Please write out the material that follows, exactly as it stands.

§

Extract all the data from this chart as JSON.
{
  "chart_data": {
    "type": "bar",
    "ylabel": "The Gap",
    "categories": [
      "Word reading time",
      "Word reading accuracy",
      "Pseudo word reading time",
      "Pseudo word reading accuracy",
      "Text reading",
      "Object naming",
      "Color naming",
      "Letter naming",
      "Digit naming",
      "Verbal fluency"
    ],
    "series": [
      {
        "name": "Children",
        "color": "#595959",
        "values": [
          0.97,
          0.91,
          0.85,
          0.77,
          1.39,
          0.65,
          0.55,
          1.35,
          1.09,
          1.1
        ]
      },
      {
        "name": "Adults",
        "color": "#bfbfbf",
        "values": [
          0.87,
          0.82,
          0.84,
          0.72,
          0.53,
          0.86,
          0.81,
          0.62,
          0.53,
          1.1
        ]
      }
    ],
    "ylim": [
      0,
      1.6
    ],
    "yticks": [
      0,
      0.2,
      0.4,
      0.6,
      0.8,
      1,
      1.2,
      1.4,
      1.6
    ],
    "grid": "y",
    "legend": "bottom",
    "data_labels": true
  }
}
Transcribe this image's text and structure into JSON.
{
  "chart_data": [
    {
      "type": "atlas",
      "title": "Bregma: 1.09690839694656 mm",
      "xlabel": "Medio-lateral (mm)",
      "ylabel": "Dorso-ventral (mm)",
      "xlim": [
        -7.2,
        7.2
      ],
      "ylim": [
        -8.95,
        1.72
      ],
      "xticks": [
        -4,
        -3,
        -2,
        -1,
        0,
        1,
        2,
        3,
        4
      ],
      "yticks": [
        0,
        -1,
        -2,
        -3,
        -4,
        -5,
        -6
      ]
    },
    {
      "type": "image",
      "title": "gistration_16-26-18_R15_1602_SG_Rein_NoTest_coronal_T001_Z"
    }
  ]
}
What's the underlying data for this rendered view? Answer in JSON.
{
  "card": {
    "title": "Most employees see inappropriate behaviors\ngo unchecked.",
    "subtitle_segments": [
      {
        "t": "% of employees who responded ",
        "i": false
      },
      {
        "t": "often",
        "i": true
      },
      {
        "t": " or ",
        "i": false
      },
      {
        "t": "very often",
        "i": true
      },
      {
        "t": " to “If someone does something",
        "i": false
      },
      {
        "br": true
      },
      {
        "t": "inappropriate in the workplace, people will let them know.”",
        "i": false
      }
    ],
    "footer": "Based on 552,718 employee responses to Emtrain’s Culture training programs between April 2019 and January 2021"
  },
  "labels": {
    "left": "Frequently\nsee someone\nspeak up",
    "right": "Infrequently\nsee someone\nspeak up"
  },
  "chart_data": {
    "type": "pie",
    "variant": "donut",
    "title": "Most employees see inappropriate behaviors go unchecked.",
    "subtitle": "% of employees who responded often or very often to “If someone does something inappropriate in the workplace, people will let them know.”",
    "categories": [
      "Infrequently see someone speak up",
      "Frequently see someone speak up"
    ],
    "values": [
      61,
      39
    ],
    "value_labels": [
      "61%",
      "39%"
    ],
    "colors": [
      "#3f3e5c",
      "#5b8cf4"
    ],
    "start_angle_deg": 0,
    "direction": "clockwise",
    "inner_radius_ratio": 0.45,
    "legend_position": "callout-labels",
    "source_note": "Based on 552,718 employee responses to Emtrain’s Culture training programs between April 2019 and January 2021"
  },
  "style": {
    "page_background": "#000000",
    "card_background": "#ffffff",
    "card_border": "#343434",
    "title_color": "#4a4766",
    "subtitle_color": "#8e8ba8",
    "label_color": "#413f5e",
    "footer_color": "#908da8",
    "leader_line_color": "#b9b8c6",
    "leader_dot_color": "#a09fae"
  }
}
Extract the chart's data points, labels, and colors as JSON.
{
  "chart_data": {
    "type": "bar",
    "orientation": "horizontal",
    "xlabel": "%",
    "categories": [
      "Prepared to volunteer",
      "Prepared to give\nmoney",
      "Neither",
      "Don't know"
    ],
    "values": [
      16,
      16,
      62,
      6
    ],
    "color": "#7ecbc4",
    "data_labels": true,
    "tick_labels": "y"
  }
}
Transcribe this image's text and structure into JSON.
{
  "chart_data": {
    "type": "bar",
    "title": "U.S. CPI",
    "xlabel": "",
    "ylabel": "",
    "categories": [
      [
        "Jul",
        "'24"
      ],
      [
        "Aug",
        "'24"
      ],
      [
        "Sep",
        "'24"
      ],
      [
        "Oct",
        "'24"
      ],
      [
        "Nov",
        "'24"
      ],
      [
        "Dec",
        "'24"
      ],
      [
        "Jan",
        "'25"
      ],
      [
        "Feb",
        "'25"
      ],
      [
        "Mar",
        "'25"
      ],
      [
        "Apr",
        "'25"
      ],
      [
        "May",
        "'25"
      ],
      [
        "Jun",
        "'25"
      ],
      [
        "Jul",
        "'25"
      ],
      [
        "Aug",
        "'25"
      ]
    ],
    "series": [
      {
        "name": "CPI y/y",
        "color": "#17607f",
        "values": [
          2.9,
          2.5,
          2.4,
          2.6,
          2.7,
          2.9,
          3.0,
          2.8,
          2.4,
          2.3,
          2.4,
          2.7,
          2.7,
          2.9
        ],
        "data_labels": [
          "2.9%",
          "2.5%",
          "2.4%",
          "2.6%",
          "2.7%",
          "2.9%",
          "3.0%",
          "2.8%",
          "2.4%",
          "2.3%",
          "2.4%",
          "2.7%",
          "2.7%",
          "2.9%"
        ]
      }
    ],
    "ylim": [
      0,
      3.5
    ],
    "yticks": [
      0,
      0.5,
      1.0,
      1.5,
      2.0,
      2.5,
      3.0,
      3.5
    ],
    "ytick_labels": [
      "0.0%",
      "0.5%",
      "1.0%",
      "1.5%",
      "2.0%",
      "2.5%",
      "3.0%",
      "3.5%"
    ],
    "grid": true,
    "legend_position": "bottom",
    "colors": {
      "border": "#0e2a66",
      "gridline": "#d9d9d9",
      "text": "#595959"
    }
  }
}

§

▶ **SOLVED EXERCISE**
Extract all the data from this chart as JSON.
{
  "chart_data": {
    "type": "bar",
    "ylabel": "The Gap",
    "categories": [
      "Word reading time",
      "Word reading accuracy",
      "Pseudo word reading time",
      "Pseudo word reading accuracy",
      "Text reading",
      "Object naming",
      "Color naming",
      "Letter naming",
      "Digit naming",
      "Verbal fluency"
    ],
    "series": [
      {
        "name": "Children",
        "color": "#595959",
        "values": [
          0.97,
          0.91,
          0.85,
          0.77,
          1.39,
          0.65,
          0.55,
          1.35,
          1.09,
          1.1
        ]
      },
      {
        "name": "Adults",
        "color": "#bfbfbf",
        "values": [
          0.87,
          0.82,
          0.84,
          0.72,
          0.53,
          0.86,
          0.81,
          0.62,
          0.53,
          1.1
        ]
      }
    ],
    "ylim": [
      0,
      1.6
    ],
    "yticks": [
      0,
      0.2,
      0.4,
      0.6,
      0.8,
      1,
      1.2,
      1.4,
      1.6
    ],
    "grid": "y",
    "legend": "bottom",
    "data_labels": true
  }
}
Transcribe this image's text and structure into JSON.
{
  "chart_data": [
    {
      "type": "atlas",
      "title": "Bregma: 1.09690839694656 mm",
      "xlabel": "Medio-lateral (mm)",
      "ylabel": "Dorso-ventral (mm)",
      "xlim": [
        -7.2,
        7.2
      ],
      "ylim": [
        -8.95,
        1.72
      ],
      "xticks": [
        -4,
        -3,
        -2,
        -1,
        0,
        1,
        2,
        3,
        4
      ],
      "yticks": [
        0,
        -1,
        -2,
        -3,
        -4,
        -5,
        -6
      ]
    },
    {
      "type": "image",
      "title": "gistration_16-26-18_R15_1602_SG_Rein_NoTest_coronal_T001_Z"
    }
  ]
}
What's the underlying data for this rendered view? Answer in JSON.
{
  "card": {
    "title": "Most employees see inappropriate behaviors\ngo unchecked.",
    "subtitle_segments": [
      {
        "t": "% of employees who responded ",
        "i": false
      },
      {
        "t": "often",
        "i": true
      },
      {
        "t": " or ",
        "i": false
      },
      {
        "t": "very often",
        "i": true
      },
      {
        "t": " to “If someone does something",
        "i": false
      },
      {
        "br": true
      },
      {
        "t": "inappropriate in the workplace, people will let them know.”",
        "i": false
      }
    ],
    "footer": "Based on 552,718 employee responses to Emtrain’s Culture training programs between April 2019 and January 2021"
  },
  "labels": {
    "left": "Frequently\nsee someone\nspeak up",
    "right": "Infrequently\nsee someone\nspeak up"
  },
  "chart_data": {
    "type": "pie",
    "variant": "donut",
    "title": "Most employees see inappropriate behaviors go unchecked.",
    "subtitle": "% of employees who responded often or very often to “If someone does something inappropriate in the workplace, people will let them know.”",
    "categories": [
      "Infrequently see someone speak up",
      "Frequently see someone speak up"
    ],
    "values": [
      61,
      39
    ],
    "value_labels": [
      "61%",
      "39%"
    ],
    "colors": [
      "#3f3e5c",
      "#5b8cf4"
    ],
    "start_angle_deg": 0,
    "direction": "clockwise",
    "inner_radius_ratio": 0.45,
    "legend_position": "callout-labels",
    "source_note": "Based on 552,718 employee responses to Emtrain’s Culture training programs between April 2019 and January 2021"
  },
  "style": {
    "page_background": "#000000",
    "card_background": "#ffffff",
    "card_border": "#343434",
    "title_color": "#4a4766",
    "subtitle_color": "#8e8ba8",
    "label_color": "#413f5e",
    "footer_color": "#908da8",
    "leader_line_color": "#b9b8c6",
    "leader_dot_color": "#a09fae"
  }
}
Extract the chart's data points, labels, and colors as JSON.
{
  "chart_data": {
    "type": "bar",
    "orientation": "horizontal",
    "xlabel": "%",
    "categories": [
      "Prepared to volunteer",
      "Prepared to give\nmoney",
      "Neither",
      "Don't know"
    ],
    "values": [
      16,
      16,
      62,
      6
    ],
    "color": "#7ecbc4",
    "data_labels": true,
    "tick_labels": "y"
  }
}
Transcribe this image's text and structure into JSON.
{
  "chart_data": {
    "type": "bar",
    "title": "U.S. CPI",
    "xlabel": "",
    "ylabel": "",
    "categories": [
      [
        "Jul",
        "'24"
      ],
      [
        "Aug",
        "'24"
      ],
      [
        "Sep",
        "'24"
      ],
      [
        "Oct",
        "'24"
      ],
      [
        "Nov",
        "'24"
      ],
      [
        "Dec",
        "'24"
      ],
      [
        "Jan",
        "'25"
      ],
      [
        "Feb",
        "'25"
      ],
      [
        "Mar",
        "'25"
      ],
      [
        "Apr",
        "'25"
      ],
      [
        "May",
        "'25"
      ],
      [
        "Jun",
        "'25"
      ],
      [
        "Jul",
        "'25"
      ],
      [
        "Aug",
        "'25"
      ]
    ],
    "series": [
      {
        "name": "CPI y/y",
        "color": "#17607f",
        "values": [
          2.9,
          2.5,
          2.4,
          2.6,
          2.7,
          2.9,
          3.0,
          2.8,
          2.4,
          2.3,
          2.4,
          2.7,
          2.7,
          2.9
        ],
        "data_labels": [
          "2.9%",
          "2.5%",
          "2.4%",
          "2.6%",
          "2.7%",
          "2.9%",
          "3.0%",
          "2.8%",
          "2.4%",
          "2.3%",
          "2.4%",
          "2.7%",
          "2.7%",
          "2.9%"
        ]
      }
    ],
    "ylim": [
      0,
      3.5
    ],
    "yticks": [
      0,
      0.5,
      1.0,
      1.5,
      2.0,
      2.5,
      3.0,
      3.5
    ],
    "ytick_labels": [
      "0.0%",
      "0.5%",
      "1.0%",
      "1.5%",
      "2.0%",
      "2.5%",
      "3.0%",
      "3.5%"
    ],
    "grid": true,
    "legend_position": "bottom",
    "colors": {
      "border": "#0e2a66",
      "gridline": "#d9d9d9",
      "text": "#595959"
    }
  }
}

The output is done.